■ What needs to be done ■
Which lines hold the word "this"? Copy each one.

■ Data for the task ■
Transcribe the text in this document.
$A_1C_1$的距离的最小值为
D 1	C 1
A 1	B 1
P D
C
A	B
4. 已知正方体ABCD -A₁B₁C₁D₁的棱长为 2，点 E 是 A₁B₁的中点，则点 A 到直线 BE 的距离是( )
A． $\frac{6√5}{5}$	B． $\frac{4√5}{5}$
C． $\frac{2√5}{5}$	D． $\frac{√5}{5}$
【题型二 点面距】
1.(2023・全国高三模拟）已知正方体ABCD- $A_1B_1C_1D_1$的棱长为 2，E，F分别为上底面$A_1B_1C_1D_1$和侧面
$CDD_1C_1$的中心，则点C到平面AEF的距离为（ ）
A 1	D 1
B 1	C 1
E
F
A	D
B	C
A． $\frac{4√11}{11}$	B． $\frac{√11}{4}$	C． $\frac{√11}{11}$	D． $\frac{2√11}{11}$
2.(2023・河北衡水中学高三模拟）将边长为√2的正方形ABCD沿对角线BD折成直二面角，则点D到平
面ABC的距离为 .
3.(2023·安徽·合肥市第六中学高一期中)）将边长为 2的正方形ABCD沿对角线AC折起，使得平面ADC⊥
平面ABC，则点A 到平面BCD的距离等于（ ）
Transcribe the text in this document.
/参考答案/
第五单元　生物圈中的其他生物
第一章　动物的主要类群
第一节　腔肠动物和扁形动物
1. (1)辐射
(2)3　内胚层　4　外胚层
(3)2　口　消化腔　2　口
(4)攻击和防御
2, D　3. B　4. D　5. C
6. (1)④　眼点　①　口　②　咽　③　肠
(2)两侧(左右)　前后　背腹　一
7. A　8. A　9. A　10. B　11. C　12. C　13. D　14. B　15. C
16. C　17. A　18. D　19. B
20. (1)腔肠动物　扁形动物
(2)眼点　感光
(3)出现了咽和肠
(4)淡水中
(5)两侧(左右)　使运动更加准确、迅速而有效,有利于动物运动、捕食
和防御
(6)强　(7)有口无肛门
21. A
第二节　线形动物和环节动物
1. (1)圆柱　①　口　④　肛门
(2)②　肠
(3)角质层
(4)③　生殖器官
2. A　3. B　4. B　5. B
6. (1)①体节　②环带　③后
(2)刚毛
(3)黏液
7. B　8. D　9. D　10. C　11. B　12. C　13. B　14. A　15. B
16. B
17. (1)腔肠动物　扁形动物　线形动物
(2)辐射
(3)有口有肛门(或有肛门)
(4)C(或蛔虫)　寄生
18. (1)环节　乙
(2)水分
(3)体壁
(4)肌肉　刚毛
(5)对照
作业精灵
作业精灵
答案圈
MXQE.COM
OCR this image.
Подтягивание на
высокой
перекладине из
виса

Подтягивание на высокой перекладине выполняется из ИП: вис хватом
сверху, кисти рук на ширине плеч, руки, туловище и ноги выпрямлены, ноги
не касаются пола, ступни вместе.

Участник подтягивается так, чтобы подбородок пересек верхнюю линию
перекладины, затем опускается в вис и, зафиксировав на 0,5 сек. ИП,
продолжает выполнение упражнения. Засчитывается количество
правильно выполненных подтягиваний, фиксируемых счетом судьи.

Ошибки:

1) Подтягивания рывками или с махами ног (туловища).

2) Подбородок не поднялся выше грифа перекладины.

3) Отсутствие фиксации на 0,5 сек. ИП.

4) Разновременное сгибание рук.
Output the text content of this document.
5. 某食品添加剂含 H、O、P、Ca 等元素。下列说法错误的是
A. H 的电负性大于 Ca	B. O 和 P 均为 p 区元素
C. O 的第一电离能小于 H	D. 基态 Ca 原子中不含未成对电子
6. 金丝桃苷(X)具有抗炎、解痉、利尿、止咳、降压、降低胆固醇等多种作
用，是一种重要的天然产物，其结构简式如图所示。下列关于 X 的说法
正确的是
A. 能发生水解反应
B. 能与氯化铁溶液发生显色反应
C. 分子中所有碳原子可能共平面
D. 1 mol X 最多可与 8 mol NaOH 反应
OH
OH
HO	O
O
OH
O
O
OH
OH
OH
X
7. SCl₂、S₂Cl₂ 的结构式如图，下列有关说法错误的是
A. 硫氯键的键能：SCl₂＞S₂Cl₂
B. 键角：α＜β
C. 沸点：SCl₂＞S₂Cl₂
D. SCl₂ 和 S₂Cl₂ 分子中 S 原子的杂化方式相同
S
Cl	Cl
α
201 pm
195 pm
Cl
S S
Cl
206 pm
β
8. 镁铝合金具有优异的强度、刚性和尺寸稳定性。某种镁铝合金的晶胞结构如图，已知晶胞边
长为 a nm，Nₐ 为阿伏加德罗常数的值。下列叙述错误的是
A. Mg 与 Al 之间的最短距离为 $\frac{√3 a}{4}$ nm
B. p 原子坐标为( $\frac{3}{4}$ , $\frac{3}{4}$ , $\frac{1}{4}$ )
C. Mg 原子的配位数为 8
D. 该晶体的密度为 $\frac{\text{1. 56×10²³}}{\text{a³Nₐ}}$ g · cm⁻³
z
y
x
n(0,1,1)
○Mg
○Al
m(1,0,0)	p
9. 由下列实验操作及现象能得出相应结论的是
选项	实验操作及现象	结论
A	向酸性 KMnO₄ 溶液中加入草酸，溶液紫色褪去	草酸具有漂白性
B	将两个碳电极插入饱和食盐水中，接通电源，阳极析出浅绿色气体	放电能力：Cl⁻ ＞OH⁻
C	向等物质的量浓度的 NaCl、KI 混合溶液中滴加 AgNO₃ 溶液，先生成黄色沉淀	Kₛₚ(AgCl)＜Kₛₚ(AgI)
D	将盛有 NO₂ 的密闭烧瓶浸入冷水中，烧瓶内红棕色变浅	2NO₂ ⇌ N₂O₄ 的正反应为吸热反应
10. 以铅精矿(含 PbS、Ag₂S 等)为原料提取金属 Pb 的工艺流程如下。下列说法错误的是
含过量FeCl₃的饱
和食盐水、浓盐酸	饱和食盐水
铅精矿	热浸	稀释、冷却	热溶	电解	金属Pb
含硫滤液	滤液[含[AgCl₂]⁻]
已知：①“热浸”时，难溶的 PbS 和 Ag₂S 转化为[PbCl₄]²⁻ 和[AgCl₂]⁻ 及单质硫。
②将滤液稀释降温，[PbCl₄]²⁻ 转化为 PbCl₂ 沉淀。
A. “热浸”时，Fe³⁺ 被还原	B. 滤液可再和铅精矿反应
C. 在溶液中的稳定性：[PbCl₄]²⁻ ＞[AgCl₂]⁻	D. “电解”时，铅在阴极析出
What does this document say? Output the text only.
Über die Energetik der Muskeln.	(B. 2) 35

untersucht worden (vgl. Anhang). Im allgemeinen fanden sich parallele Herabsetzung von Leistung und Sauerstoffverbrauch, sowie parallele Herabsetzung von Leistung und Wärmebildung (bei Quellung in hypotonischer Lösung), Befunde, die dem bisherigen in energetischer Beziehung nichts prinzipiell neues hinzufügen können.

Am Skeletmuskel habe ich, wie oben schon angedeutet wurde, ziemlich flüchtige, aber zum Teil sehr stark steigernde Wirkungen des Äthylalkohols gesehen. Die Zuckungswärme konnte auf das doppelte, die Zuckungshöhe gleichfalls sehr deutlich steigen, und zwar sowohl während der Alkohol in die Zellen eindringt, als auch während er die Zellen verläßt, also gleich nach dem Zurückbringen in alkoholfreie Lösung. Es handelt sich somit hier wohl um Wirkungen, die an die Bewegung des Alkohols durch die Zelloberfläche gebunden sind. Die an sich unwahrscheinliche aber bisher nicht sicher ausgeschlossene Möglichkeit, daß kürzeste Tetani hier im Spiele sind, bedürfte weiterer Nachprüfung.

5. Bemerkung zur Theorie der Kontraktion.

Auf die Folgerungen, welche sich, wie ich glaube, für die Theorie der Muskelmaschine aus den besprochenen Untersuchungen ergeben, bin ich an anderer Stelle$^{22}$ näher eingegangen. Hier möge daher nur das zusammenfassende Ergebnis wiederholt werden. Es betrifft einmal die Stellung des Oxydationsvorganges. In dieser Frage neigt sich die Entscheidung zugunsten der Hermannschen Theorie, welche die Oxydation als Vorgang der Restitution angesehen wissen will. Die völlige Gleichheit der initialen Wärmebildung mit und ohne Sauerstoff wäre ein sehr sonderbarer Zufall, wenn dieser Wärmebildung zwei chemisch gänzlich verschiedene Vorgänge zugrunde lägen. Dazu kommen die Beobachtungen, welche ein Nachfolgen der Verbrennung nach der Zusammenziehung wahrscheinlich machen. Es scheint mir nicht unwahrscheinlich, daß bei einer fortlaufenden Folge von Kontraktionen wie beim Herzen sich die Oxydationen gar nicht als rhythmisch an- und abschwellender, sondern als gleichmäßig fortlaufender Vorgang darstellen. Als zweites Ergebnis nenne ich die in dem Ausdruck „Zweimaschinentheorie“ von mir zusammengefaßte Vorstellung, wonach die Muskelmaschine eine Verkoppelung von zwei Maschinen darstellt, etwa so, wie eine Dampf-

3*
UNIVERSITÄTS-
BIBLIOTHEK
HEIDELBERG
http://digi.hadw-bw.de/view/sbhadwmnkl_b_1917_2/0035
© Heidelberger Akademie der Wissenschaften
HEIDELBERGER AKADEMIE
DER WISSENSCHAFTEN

■ Written response ■
Transcribe the text in this document.
Transcribe the text in this document.
OCR this image.
Output the text content of this document.
What does this document say? Output the text only.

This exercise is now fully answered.